§ Work to be completed
Every line with the string "grácil" should be gathered.

§ Entries
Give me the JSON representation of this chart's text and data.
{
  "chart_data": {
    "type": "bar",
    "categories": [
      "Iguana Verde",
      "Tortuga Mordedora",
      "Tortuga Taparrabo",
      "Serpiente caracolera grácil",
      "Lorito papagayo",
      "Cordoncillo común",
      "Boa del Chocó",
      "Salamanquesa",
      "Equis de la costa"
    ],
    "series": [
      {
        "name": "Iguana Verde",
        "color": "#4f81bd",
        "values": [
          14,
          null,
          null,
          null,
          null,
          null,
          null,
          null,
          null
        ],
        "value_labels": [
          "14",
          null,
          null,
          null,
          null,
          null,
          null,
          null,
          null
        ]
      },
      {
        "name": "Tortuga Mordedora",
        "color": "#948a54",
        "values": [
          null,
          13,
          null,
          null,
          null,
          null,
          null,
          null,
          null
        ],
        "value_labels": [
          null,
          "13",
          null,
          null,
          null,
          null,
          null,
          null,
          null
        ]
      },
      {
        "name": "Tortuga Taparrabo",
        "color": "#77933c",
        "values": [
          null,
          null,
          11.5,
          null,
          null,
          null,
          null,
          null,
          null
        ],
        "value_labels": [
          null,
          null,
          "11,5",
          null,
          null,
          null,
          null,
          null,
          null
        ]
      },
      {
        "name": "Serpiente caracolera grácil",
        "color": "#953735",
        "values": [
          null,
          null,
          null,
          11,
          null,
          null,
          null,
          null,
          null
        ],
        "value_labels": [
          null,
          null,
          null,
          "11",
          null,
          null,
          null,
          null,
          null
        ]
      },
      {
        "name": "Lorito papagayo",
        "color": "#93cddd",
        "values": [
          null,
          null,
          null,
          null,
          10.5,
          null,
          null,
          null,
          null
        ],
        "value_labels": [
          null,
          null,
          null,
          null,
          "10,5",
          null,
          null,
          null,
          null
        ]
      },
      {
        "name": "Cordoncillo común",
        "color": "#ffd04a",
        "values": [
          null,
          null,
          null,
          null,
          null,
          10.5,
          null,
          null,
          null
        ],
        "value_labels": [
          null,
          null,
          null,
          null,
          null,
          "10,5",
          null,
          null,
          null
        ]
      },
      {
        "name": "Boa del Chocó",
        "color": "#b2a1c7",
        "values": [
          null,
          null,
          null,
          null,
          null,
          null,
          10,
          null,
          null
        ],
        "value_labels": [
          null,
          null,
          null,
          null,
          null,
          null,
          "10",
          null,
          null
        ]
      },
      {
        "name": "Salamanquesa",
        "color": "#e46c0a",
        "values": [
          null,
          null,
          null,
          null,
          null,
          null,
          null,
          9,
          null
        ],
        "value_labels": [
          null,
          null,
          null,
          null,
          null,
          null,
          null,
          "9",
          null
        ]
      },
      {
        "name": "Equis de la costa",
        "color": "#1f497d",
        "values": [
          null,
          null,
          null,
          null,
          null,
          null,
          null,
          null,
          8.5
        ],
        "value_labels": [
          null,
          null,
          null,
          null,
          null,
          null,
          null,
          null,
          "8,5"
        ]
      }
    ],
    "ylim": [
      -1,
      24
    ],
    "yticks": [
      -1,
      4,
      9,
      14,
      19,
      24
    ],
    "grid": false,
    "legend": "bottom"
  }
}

§ Final answer
      "Serpiente caracolera grácil",
        "name": "Serpiente caracolera grácil",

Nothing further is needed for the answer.